■ Your goal ■
Give the number of lines containing the word "Golden" and nothing more.

(Data entries)
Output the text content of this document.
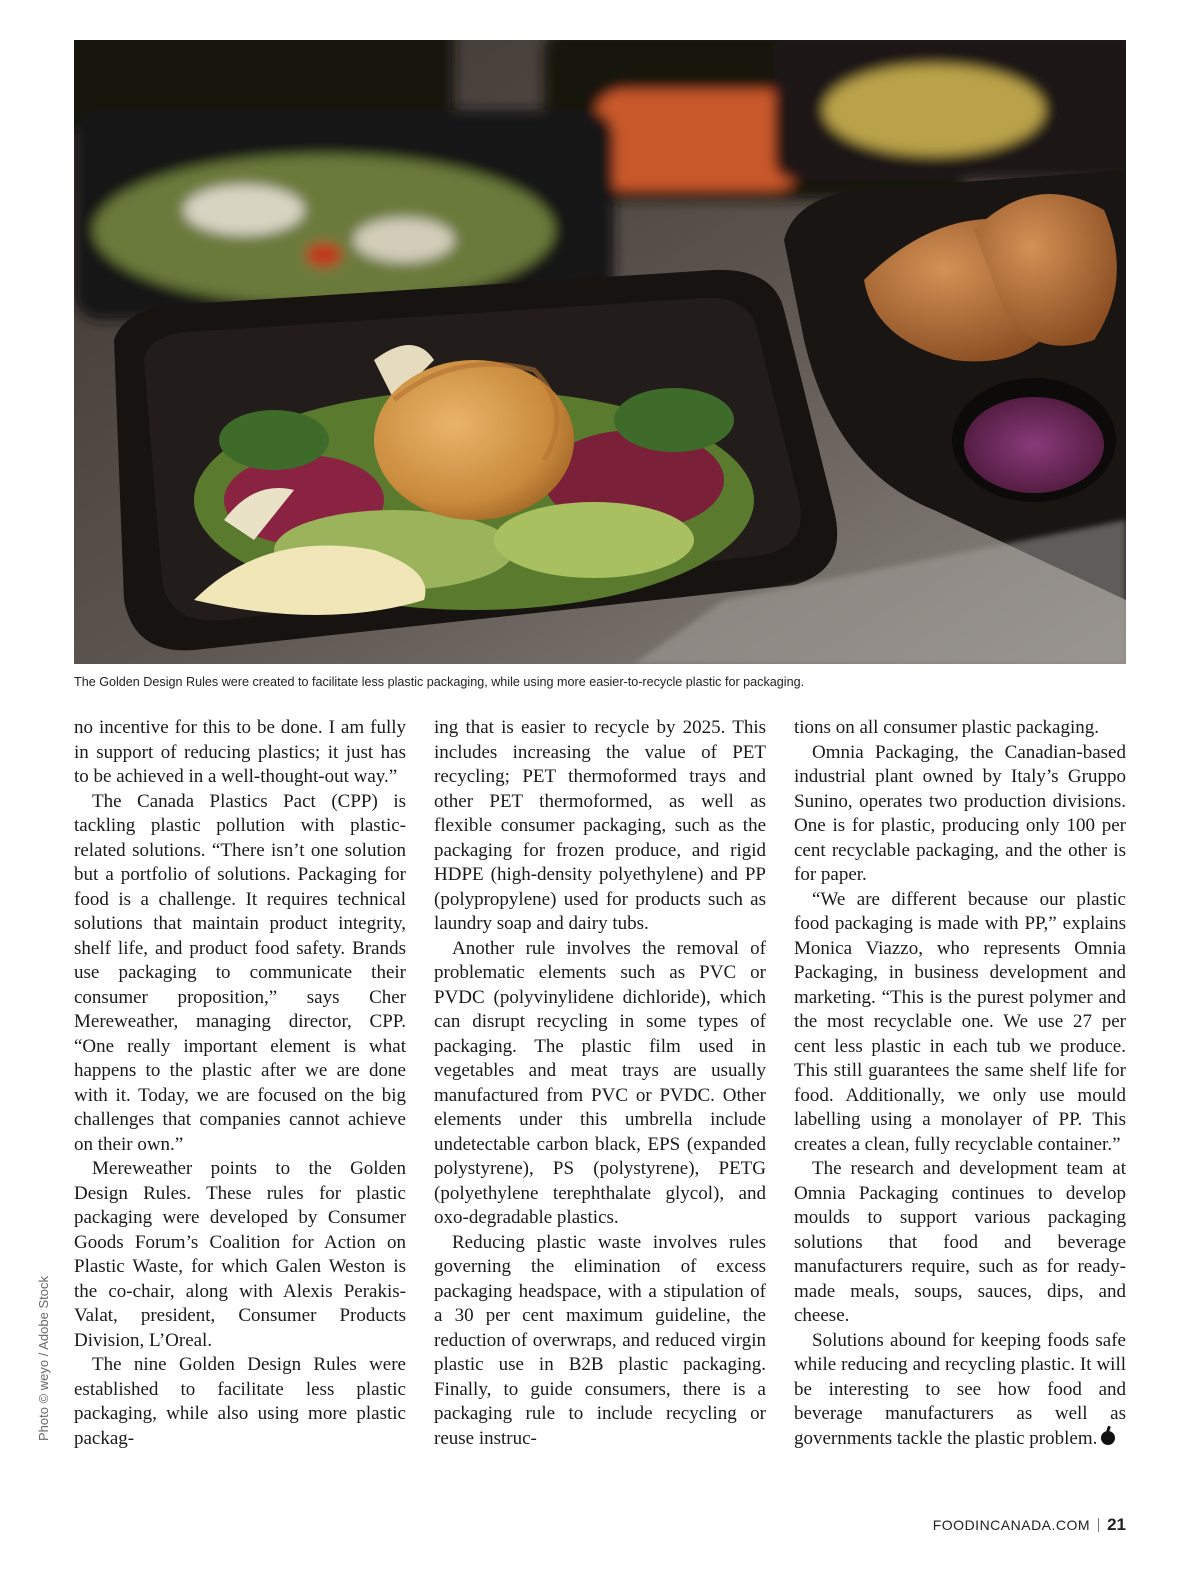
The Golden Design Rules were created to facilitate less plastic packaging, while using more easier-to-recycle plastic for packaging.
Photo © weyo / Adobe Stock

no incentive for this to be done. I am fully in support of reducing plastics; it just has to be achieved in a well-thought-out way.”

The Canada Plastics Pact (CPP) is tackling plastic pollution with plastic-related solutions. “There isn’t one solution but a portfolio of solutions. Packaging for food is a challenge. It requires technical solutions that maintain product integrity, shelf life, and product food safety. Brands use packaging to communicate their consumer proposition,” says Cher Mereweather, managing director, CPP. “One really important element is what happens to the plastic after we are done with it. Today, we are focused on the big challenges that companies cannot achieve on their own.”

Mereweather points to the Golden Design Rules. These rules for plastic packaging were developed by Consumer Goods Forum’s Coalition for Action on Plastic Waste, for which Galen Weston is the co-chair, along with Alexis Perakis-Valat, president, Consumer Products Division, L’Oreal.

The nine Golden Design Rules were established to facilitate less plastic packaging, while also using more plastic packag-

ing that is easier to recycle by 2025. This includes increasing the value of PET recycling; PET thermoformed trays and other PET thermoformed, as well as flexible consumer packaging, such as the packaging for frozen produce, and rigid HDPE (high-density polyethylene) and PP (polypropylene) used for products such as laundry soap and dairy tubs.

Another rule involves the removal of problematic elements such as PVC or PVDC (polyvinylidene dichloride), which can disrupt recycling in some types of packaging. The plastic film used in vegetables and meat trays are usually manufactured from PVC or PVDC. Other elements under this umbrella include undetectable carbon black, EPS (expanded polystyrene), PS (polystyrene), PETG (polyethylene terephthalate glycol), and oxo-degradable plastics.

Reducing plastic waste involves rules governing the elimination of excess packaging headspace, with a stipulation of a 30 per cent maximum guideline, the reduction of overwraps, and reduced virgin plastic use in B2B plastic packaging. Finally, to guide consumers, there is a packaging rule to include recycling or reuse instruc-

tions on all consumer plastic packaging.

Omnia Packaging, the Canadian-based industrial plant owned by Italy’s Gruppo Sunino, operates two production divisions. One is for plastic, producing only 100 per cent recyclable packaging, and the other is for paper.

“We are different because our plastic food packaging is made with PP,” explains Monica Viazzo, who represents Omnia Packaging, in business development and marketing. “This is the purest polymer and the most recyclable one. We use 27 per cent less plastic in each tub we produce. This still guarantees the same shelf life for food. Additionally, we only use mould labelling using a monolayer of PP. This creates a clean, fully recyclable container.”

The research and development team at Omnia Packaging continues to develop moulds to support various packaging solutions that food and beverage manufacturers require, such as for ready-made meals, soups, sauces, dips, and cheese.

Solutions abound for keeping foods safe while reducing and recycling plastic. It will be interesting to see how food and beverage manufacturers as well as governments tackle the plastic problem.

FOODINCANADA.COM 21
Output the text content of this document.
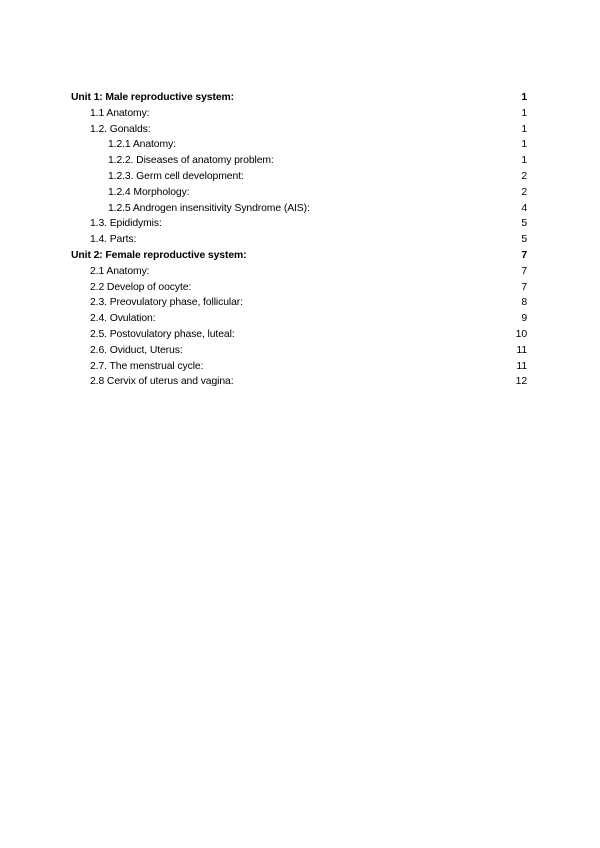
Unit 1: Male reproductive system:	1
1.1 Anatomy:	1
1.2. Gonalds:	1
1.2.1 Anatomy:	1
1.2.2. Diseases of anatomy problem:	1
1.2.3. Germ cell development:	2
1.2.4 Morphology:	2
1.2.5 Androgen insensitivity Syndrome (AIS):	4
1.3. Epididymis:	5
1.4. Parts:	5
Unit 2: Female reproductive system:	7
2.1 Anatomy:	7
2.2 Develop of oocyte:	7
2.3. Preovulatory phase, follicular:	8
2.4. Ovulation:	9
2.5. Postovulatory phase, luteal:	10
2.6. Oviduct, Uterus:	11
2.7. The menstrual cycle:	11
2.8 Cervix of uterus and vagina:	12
* * *
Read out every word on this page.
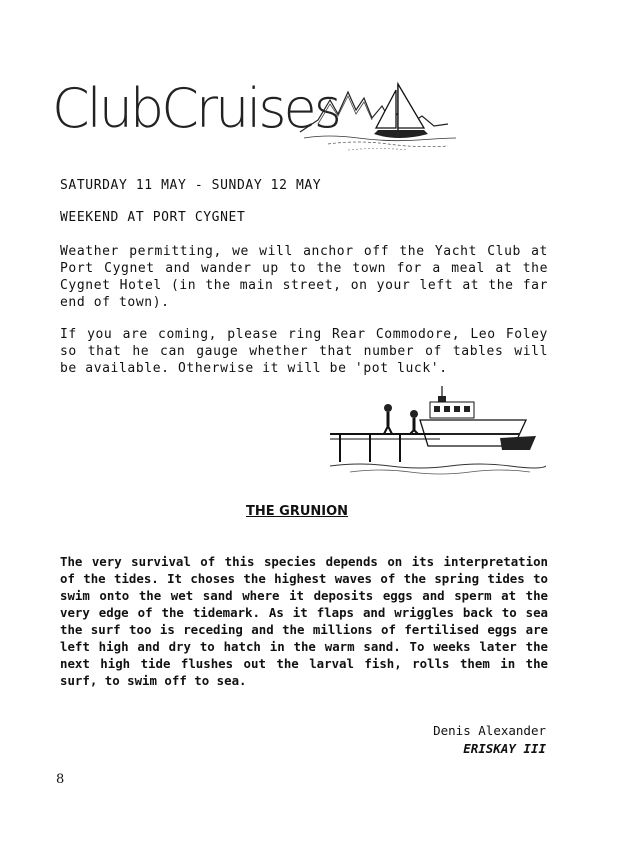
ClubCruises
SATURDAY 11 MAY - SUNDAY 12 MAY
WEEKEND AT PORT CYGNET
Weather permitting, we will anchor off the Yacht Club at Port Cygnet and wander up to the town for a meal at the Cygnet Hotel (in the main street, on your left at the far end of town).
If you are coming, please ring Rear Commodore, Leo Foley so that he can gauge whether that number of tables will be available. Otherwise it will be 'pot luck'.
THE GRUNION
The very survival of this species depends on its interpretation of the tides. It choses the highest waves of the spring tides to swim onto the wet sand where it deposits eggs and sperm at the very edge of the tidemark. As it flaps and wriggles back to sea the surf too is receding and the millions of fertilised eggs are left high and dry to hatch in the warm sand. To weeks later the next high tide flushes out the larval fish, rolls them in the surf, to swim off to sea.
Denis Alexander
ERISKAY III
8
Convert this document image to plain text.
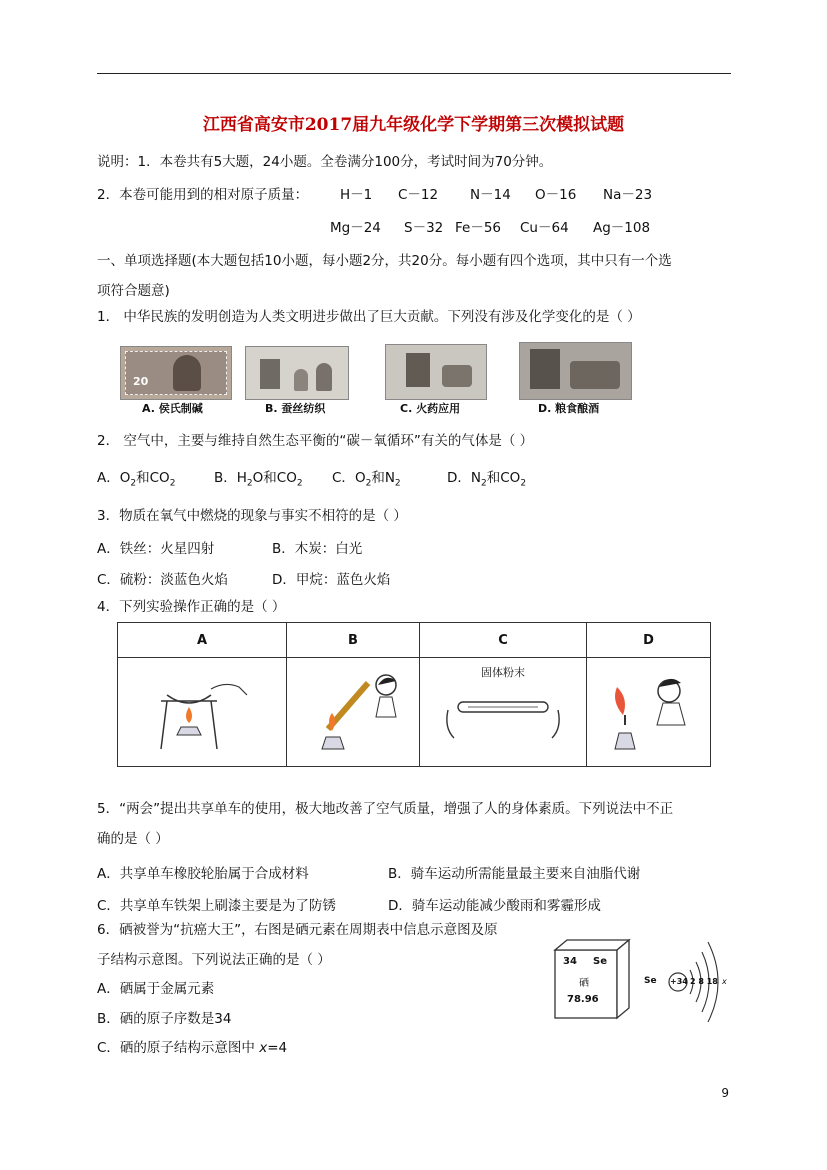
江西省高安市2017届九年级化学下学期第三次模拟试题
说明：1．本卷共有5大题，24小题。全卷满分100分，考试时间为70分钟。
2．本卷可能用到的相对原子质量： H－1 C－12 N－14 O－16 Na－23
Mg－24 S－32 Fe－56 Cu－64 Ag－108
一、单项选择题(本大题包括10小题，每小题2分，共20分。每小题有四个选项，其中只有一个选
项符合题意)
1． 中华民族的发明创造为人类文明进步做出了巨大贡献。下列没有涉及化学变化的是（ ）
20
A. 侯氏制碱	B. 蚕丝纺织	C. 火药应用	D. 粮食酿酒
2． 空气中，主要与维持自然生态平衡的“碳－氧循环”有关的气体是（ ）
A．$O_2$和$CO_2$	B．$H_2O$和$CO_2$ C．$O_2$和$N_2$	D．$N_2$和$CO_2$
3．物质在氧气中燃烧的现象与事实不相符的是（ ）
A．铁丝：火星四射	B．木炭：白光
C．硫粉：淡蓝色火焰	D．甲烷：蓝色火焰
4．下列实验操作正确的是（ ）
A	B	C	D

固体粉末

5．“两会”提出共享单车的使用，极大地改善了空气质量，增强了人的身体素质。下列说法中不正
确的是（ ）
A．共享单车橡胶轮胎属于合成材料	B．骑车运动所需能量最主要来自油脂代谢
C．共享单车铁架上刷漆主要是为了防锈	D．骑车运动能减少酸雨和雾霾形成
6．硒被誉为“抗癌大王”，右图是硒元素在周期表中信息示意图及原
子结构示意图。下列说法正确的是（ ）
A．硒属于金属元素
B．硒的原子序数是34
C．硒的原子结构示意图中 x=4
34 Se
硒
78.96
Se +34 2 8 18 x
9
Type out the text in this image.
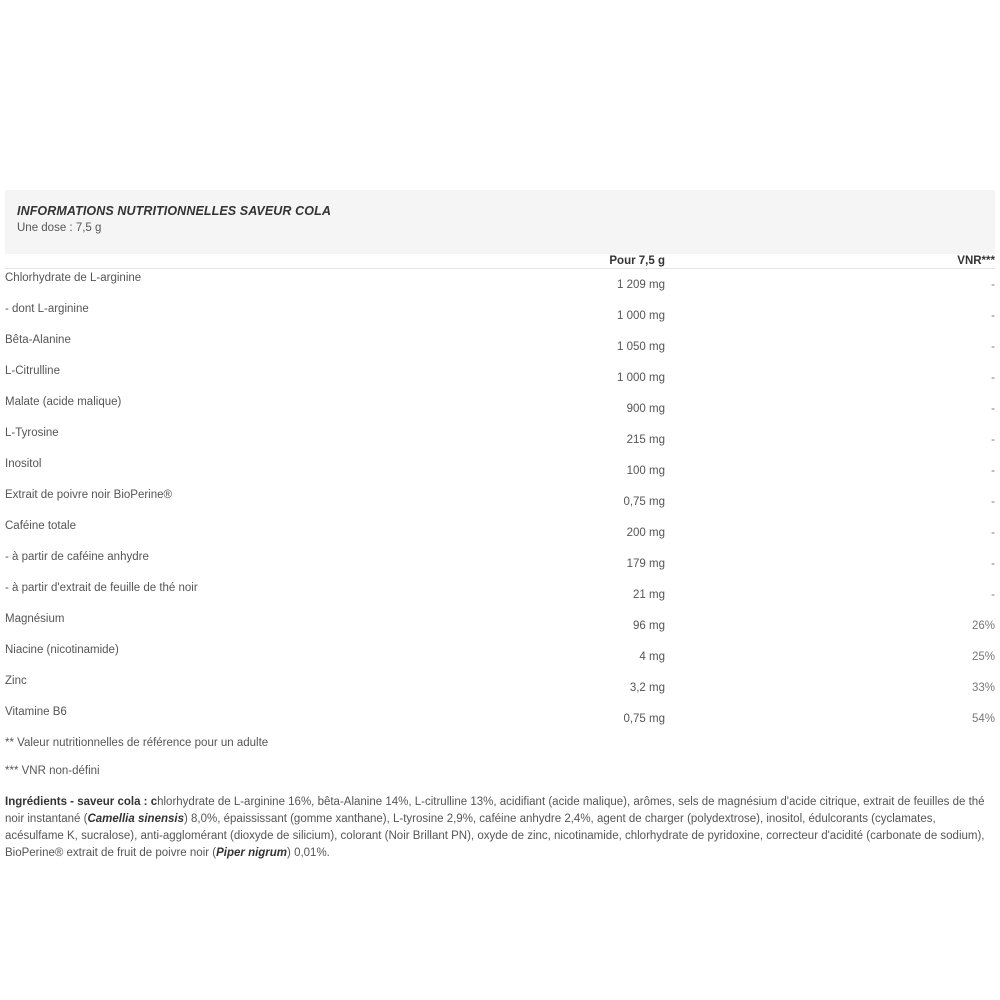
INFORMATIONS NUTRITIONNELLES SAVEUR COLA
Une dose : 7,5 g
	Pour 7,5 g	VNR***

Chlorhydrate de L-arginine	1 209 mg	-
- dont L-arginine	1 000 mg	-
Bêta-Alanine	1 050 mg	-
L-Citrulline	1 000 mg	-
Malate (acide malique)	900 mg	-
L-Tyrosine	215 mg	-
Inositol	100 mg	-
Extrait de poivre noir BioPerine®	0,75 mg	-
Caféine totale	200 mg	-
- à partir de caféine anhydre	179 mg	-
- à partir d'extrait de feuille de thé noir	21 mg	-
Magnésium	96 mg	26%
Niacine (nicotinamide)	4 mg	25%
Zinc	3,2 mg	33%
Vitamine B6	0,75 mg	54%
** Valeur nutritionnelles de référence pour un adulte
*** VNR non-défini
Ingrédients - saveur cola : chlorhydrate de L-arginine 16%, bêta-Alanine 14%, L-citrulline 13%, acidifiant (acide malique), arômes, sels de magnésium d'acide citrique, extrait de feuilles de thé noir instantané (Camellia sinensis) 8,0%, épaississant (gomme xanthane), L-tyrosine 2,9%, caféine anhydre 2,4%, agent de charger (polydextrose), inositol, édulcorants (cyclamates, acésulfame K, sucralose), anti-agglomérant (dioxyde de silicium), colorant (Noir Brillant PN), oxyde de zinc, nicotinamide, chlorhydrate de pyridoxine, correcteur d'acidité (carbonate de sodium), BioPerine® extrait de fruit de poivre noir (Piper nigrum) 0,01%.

■ Task answer ■
3